■ Task instructions: Repeat the records in full and exactly, omitting pictures.

■ Exercise materials:
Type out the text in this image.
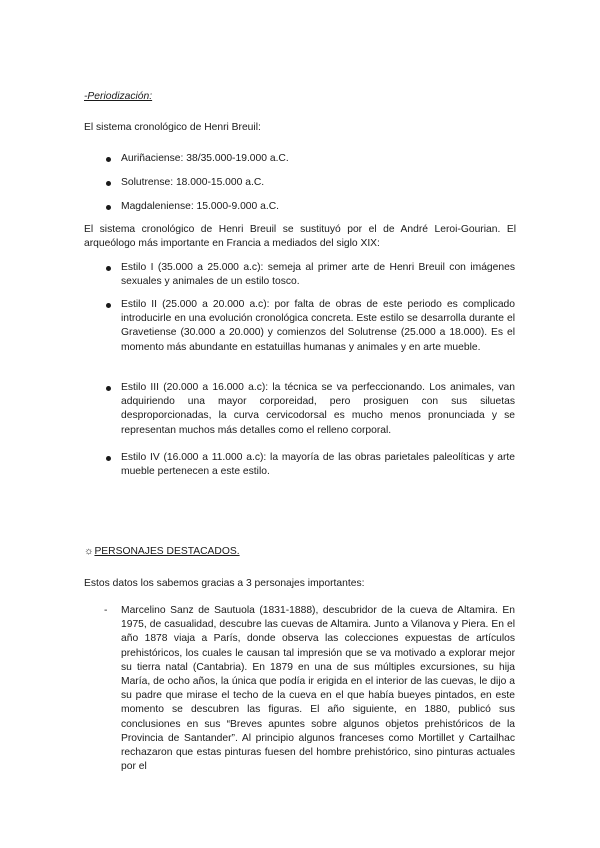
-Periodización:
El sistema cronológico de Henri Breuil:
Auriñaciense: 38/35.000-19.000 a.C.
Solutrense: 18.000-15.000 a.C.
Magdaleniense: 15.000-9.000 a.C.
El sistema cronológico de Henri Breuil se sustituyó por el de André Leroi-Gourian. El arqueólogo más importante en Francia a mediados del siglo XIX:
Estilo I (35.000 a 25.000 a.c): semeja al primer arte de Henri Breuil con imágenes sexuales y animales de un estilo tosco.
Estilo II (25.000 a 20.000 a.c): por falta de obras de este periodo es complicado introducirle en una evolución cronológica concreta. Este estilo se desarrolla durante el Gravetiense (30.000 a 20.000) y comienzos del Solutrense (25.000 a 18.000). Es el momento más abundante en estatuillas humanas y animales y en arte mueble.
Estilo III (20.000 a 16.000 a.c): la técnica se va perfeccionando. Los animales, van adquiriendo una mayor corporeidad, pero prosiguen con sus siluetas desproporcionadas, la curva cervicodorsal es mucho menos pronunciada y se representan muchos más detalles como el relleno corporal.
Estilo IV (16.000 a 11.000 a.c): la mayoría de las obras parietales paleolíticas y arte mueble pertenecen a este estilo.
☼PERSONAJES DESTACADOS.
Estos datos los sabemos gracias a 3 personajes importantes:
- Marcelino Sanz de Sautuola (1831-1888), descubridor de la cueva de Altamira. En 1975, de casualidad, descubre las cuevas de Altamira. Junto a Vilanova y Piera. En el año 1878 viaja a París, donde observa las colecciones expuestas de artículos prehistóricos, los cuales le causan tal impresión que se va motivado a explorar mejor su tierra natal (Cantabria). En 1879 en una de sus múltiples excursiones, su hija María, de ocho años, la única que podía ir erigida en el interior de las cuevas, le dijo a su padre que mirase el techo de la cueva en el que había bueyes pintados, en este momento se descubren las figuras. El año siguiente, en 1880, publicó sus conclusiones en sus “Breves apuntes sobre algunos objetos prehistóricos de la Provincia de Santander”. Al principio algunos franceses como Mortillet y Cartailhac rechazaron que estas pinturas fuesen del hombre prehistórico, sino pinturas actuales por el
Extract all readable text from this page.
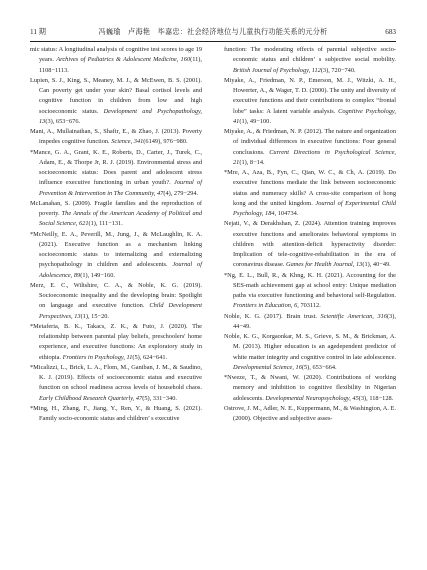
11 期	冯巍瑜　卢海艳　毕嘉忠：社会经济地位与儿童执行功能关系的元分析	683

mic status: A longitudinal analysis of cognitive test scores to age 19 years. Archives of Pediatrics & Adolescent Medicine, 160(11), 1108−1113.

Lupien, S. J., King, S., Meaney, M. J., & McEwen, B. S. (2001). Can poverty get under your skin? Basal cortisol levels and cognitive function in children from low and high socioeconomic status. Development and Psychopathology, 13(3), 653−676.

Mani, A., Mullainathan, S., Shafir, E., & Zhao, J. (2013). Poverty impedes cognitive function. Science, 341(6149), 976−980.

*Mance, G. A., Grant, K. E., Roberts, D., Carter, J., Turek, C., Adam, E., & Thorpe Jr, R. J. (2019). Environmental stress and socioeconomic status: Does parent and adolescent stress influence executive functioning in urban youth?. Journal of Prevention & Intervention in The Community, 47(4), 279−294.

McLanahan, S. (2009). Fragile families and the reproduction of poverty. The Annals of the American Academy of Political and Social Science, 621(1), 111−131.

*McNeilly, E. A., Peverill, M., Jung, J., & McLaughlin, K. A. (2021). Executive function as a mechanism linking socioeconomic status to internalizing and externalizing psychopathology in children and adolescents. Journal of Adolescence, 89(1), 149−160.

Merz, E. C., Wiltshire, C. A., & Noble, K. G. (2019). Socioeconomic inequality and the developing brain: Spotlight on language and executive function. Child Development Perspectives, 13(1), 15−20.

*Metaferia, B. K., Takacs, Z. K., & Futo, J. (2020). The relationship between parental play beliefs, preschoolers' home experience, and executive functions: An exploratory study in ethiopia. Frontiers in Psychology, 11(5), 624−641.

*Micalizzi, L., Brick, L. A., Flom, M., Ganiban, J. M., & Saudino, K. J. (2019). Effects of socioeconomic status and executive function on school readiness across levels of household chaos. Early Childhood Research Quarterly, 47(5), 331−340.

*Ming, H., Zhang, F., Jiang, Y., Ren, Y., & Huang, S. (2021). Family socio-economic status and children’ s executive

function: The moderating effects of parental subjective socio-economic status and children’ s subjective social mobility. British Journal of Psychology, 112(3), 720−740.

Miyake, A., Friedman, N. P., Emerson, M. J., Witzki, A. H., Howerter, A., & Wager, T. D. (2000). The unity and diversity of executive functions and their contributions to complex “frontal lobe” tasks: A latent variable analysis. Cognitive Psychology, 41(1), 49−100.

Miyake, A., & Friedman, N. P. (2012). The nature and organization of individual differences in executive functions: Four general conclusions. Current Directions in Psychological Science, 21(1), 8−14.

*Mre, A., Aza, B., Fyn, C., Qian, W. C., & Ch, A. (2019). Do executive functions mediate the link between socioeconomic status and numeracy skills? A cross-site comparison of hong kong and the united kingdom. Journal of Experimental Child Psychology, 184, 104734.

Nejati, V., & Derakhshan, Z. (2024). Attention training improves executive functions and ameliorates behavioral symptoms in children with attention-deficit hyperactivity disorder: Implication of tele-cognitive-rehabilitation in the era of coronavirus disease. Games for Health Journal, 13(1), 40−49.

*Ng, E. L., Bull, R., & Khng, K. H. (2021). Accounting for the SES-math achievement gap at school entry: Unique mediation paths via executive functioning and behavioral self-Regulation. Frontiers in Education, 6, 703112.

Noble, K. G. (2017). Brain trust. Scientific American, 316(3), 44−49.

Noble, K. G., Korgaonkar, M. S., Grieve, S. M., & Brickman, A. M. (2013). Higher education is an agedependent predictor of white matter integrity and cognitive control in late adolescence. Developmental Science, 16(5), 653−664.

*Nweze, T., & Nwani, W. (2020). Contributions of working memory and inhibition to cognitive flexibility in Nigerian adolescents. Developmental Neuropsychology, 45(3), 118−128.

Ostrove, J. M., Adler, N. E., Kuppermann, M., & Washington, A. E. (2000). Objective and subjective asses-
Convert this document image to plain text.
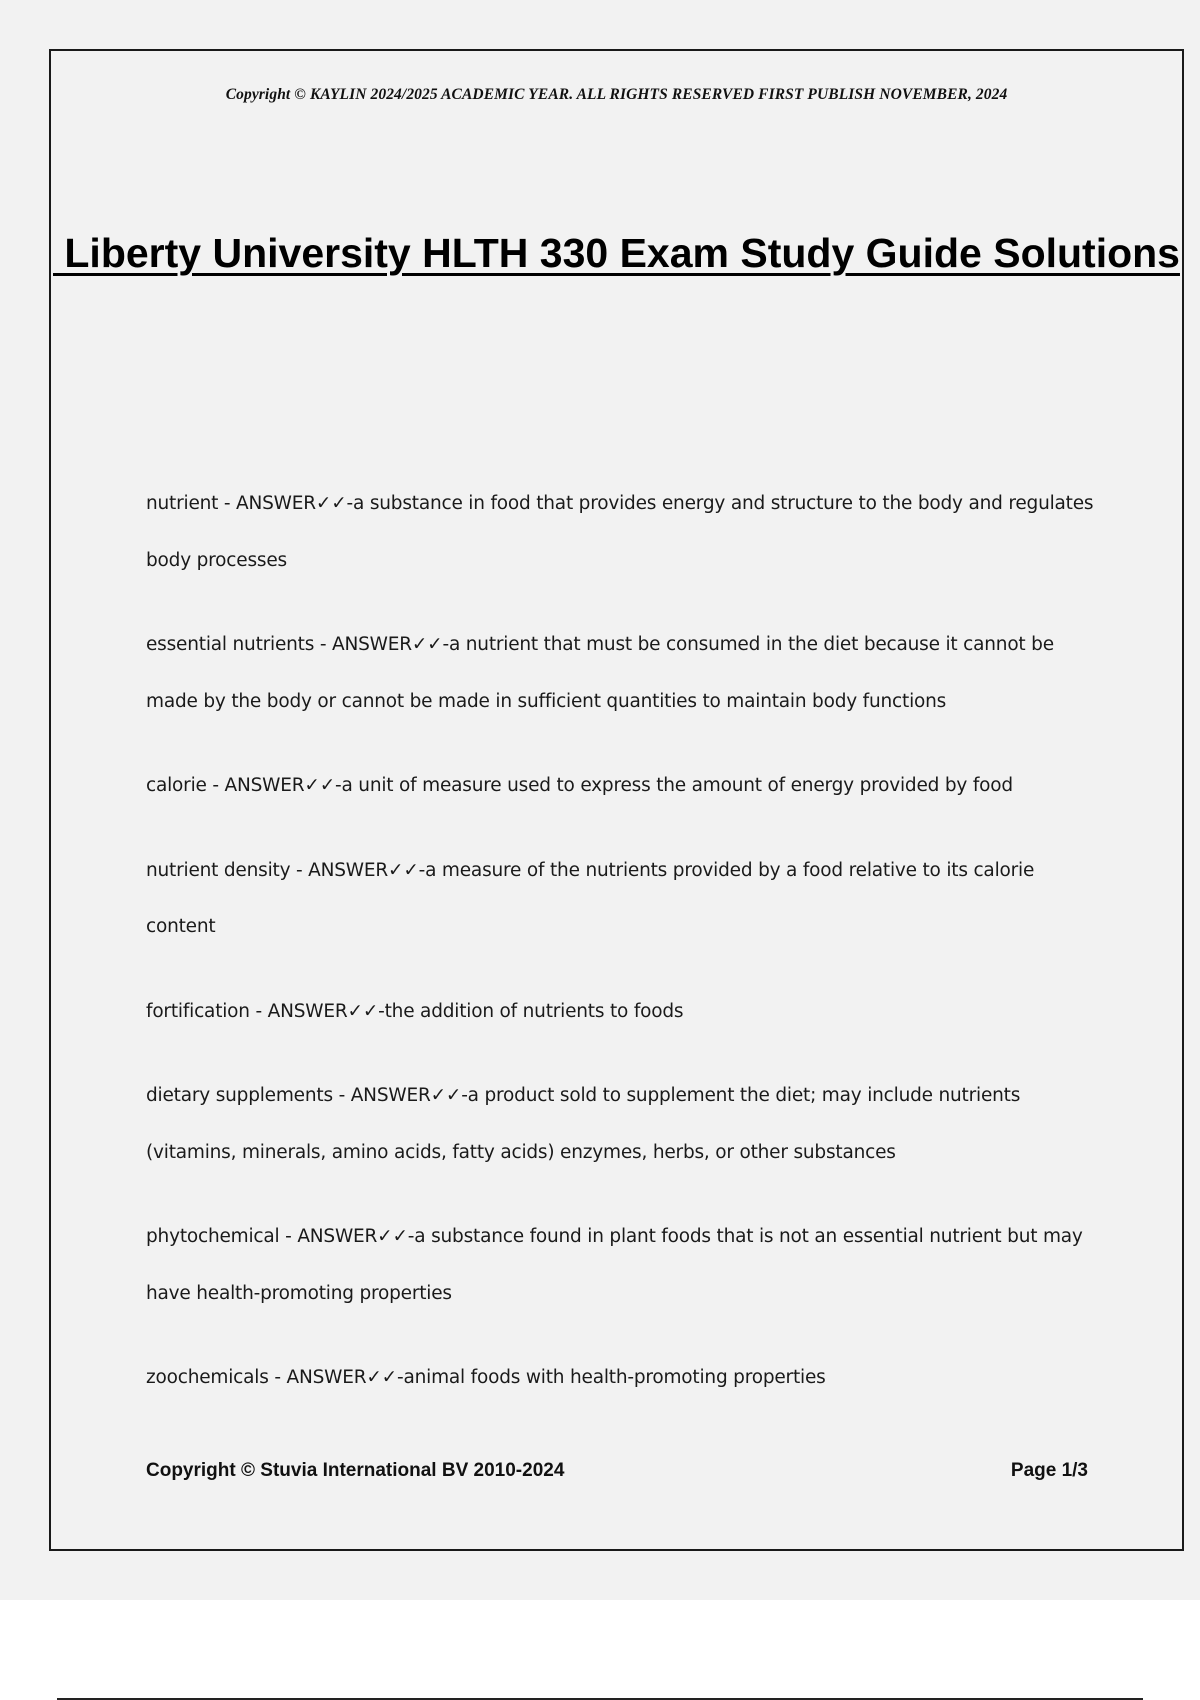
Copyright © KAYLIN 2024/2025 ACADEMIC YEAR. ALL RIGHTS RESERVED FIRST PUBLISH NOVEMBER, 2024
Liberty University HLTH 330 Exam Study Guide Solutions

nutrient - ANSWER✓✓-a substance in food that provides energy and structure to the body and regulates body processes

essential nutrients - ANSWER✓✓-a nutrient that must be consumed in the diet because it cannot be made by the body or cannot be made in sufficient quantities to maintain body functions

calorie - ANSWER✓✓-a unit of measure used to express the amount of energy provided by food

nutrient density - ANSWER✓✓-a measure of the nutrients provided by a food relative to its calorie content

fortification - ANSWER✓✓-the addition of nutrients to foods

dietary supplements - ANSWER✓✓-a product sold to supplement the diet; may include nutrients (vitamins, minerals, amino acids, fatty acids) enzymes, herbs, or other substances

phytochemical - ANSWER✓✓-a substance found in plant foods that is not an essential nutrient but may have health-promoting properties

zoochemicals - ANSWER✓✓-animal foods with health-promoting properties

Copyright © Stuvia International BV 2010-2024	Page 1/3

■ Written response:
Type out the text in this image.
-Periodización:
El sistema cronológico de Henri Breuil:
Auriñaciense: 38/35.000-19.000 a.C.
Solutrense: 18.000-15.000 a.C.
Magdaleniense: 15.000-9.000 a.C.
El sistema cronológico de Henri Breuil se sustituyó por el de André Leroi-Gourian. El arqueólogo más importante en Francia a mediados del siglo XIX:
Estilo I (35.000 a 25.000 a.c): semeja al primer arte de Henri Breuil con imágenes sexuales y animales de un estilo tosco.
Estilo II (25.000 a 20.000 a.c): por falta de obras de este periodo es complicado introducirle en una evolución cronológica concreta. Este estilo se desarrolla durante el Gravetiense (30.000 a 20.000) y comienzos del Solutrense (25.000 a 18.000). Es el momento más abundante en estatuillas humanas y animales y en arte mueble.
Estilo III (20.000 a 16.000 a.c): la técnica se va perfeccionando. Los animales, van adquiriendo una mayor corporeidad, pero prosiguen con sus siluetas desproporcionadas, la curva cervicodorsal es mucho menos pronunciada y se representan muchos más detalles como el relleno corporal.
Estilo IV (16.000 a 11.000 a.c): la mayoría de las obras parietales paleolíticas y arte mueble pertenecen a este estilo.
☼PERSONAJES DESTACADOS.
Estos datos los sabemos gracias a 3 personajes importantes:
- Marcelino Sanz de Sautuola (1831-1888), descubridor de la cueva de Altamira. En 1975, de casualidad, descubre las cuevas de Altamira. Junto a Vilanova y Piera. En el año 1878 viaja a París, donde observa las colecciones expuestas de artículos prehistóricos, los cuales le causan tal impresión que se va motivado a explorar mejor su tierra natal (Cantabria). En 1879 en una de sus múltiples excursiones, su hija María, de ocho años, la única que podía ir erigida en el interior de las cuevas, le dijo a su padre que mirase el techo de la cueva en el que había bueyes pintados, en este momento se descubren las figuras. El año siguiente, en 1880, publicó sus conclusiones en sus “Breves apuntes sobre algunos objetos prehistóricos de la Provincia de Santander”. Al principio algunos franceses como Mortillet y Cartailhac rechazaron que estas pinturas fuesen del hombre prehistórico, sino pinturas actuales por el
Extract all readable text from this page.
11 期	冯巍瑜　卢海艳　毕嘉忠：社会经济地位与儿童执行功能关系的元分析	683

mic status: A longitudinal analysis of cognitive test scores to age 19 years. Archives of Pediatrics & Adolescent Medicine, 160(11), 1108−1113.

Lupien, S. J., King, S., Meaney, M. J., & McEwen, B. S. (2001). Can poverty get under your skin? Basal cortisol levels and cognitive function in children from low and high socioeconomic status. Development and Psychopathology, 13(3), 653−676.

Mani, A., Mullainathan, S., Shafir, E., & Zhao, J. (2013). Poverty impedes cognitive function. Science, 341(6149), 976−980.

*Mance, G. A., Grant, K. E., Roberts, D., Carter, J., Turek, C., Adam, E., & Thorpe Jr, R. J. (2019). Environmental stress and socioeconomic status: Does parent and adolescent stress influence executive functioning in urban youth?. Journal of Prevention & Intervention in The Community, 47(4), 279−294.

McLanahan, S. (2009). Fragile families and the reproduction of poverty. The Annals of the American Academy of Political and Social Science, 621(1), 111−131.

*McNeilly, E. A., Peverill, M., Jung, J., & McLaughlin, K. A. (2021). Executive function as a mechanism linking socioeconomic status to internalizing and externalizing psychopathology in children and adolescents. Journal of Adolescence, 89(1), 149−160.

Merz, E. C., Wiltshire, C. A., & Noble, K. G. (2019). Socioeconomic inequality and the developing brain: Spotlight on language and executive function. Child Development Perspectives, 13(1), 15−20.

*Metaferia, B. K., Takacs, Z. K., & Futo, J. (2020). The relationship between parental play beliefs, preschoolers' home experience, and executive functions: An exploratory study in ethiopia. Frontiers in Psychology, 11(5), 624−641.

*Micalizzi, L., Brick, L. A., Flom, M., Ganiban, J. M., & Saudino, K. J. (2019). Effects of socioeconomic status and executive function on school readiness across levels of household chaos. Early Childhood Research Quarterly, 47(5), 331−340.

*Ming, H., Zhang, F., Jiang, Y., Ren, Y., & Huang, S. (2021). Family socio-economic status and children’ s executive

function: The moderating effects of parental subjective socio-economic status and children’ s subjective social mobility. British Journal of Psychology, 112(3), 720−740.

Miyake, A., Friedman, N. P., Emerson, M. J., Witzki, A. H., Howerter, A., & Wager, T. D. (2000). The unity and diversity of executive functions and their contributions to complex “frontal lobe” tasks: A latent variable analysis. Cognitive Psychology, 41(1), 49−100.

Miyake, A., & Friedman, N. P. (2012). The nature and organization of individual differences in executive functions: Four general conclusions. Current Directions in Psychological Science, 21(1), 8−14.

*Mre, A., Aza, B., Fyn, C., Qian, W. C., & Ch, A. (2019). Do executive functions mediate the link between socioeconomic status and numeracy skills? A cross-site comparison of hong kong and the united kingdom. Journal of Experimental Child Psychology, 184, 104734.

Nejati, V., & Derakhshan, Z. (2024). Attention training improves executive functions and ameliorates behavioral symptoms in children with attention-deficit hyperactivity disorder: Implication of tele-cognitive-rehabilitation in the era of coronavirus disease. Games for Health Journal, 13(1), 40−49.

*Ng, E. L., Bull, R., & Khng, K. H. (2021). Accounting for the SES-math achievement gap at school entry: Unique mediation paths via executive functioning and behavioral self-Regulation. Frontiers in Education, 6, 703112.

Noble, K. G. (2017). Brain trust. Scientific American, 316(3), 44−49.

Noble, K. G., Korgaonkar, M. S., Grieve, S. M., & Brickman, A. M. (2013). Higher education is an agedependent predictor of white matter integrity and cognitive control in late adolescence. Developmental Science, 16(5), 653−664.

*Nweze, T., & Nwani, W. (2020). Contributions of working memory and inhibition to cognitive flexibility in Nigerian adolescents. Developmental Neuropsychology, 45(3), 118−128.

Ostrove, J. M., Adler, N. E., Kuppermann, M., & Washington, A. E. (2000). Objective and subjective asses-
Convert this document image to plain text.
Copyright © KAYLIN 2024/2025 ACADEMIC YEAR. ALL RIGHTS RESERVED FIRST PUBLISH NOVEMBER, 2024
Liberty University HLTH 330 Exam Study Guide Solutions

nutrient - ANSWER✓✓-a substance in food that provides energy and structure to the body and regulates body processes

essential nutrients - ANSWER✓✓-a nutrient that must be consumed in the diet because it cannot be made by the body or cannot be made in sufficient quantities to maintain body functions

calorie - ANSWER✓✓-a unit of measure used to express the amount of energy provided by food

nutrient density - ANSWER✓✓-a measure of the nutrients provided by a food relative to its calorie content

fortification - ANSWER✓✓-the addition of nutrients to foods

dietary supplements - ANSWER✓✓-a product sold to supplement the diet; may include nutrients (vitamins, minerals, amino acids, fatty acids) enzymes, herbs, or other substances

phytochemical - ANSWER✓✓-a substance found in plant foods that is not an essential nutrient but may have health-promoting properties

zoochemicals - ANSWER✓✓-animal foods with health-promoting properties

Copyright © Stuvia International BV 2010-2024	Page 1/3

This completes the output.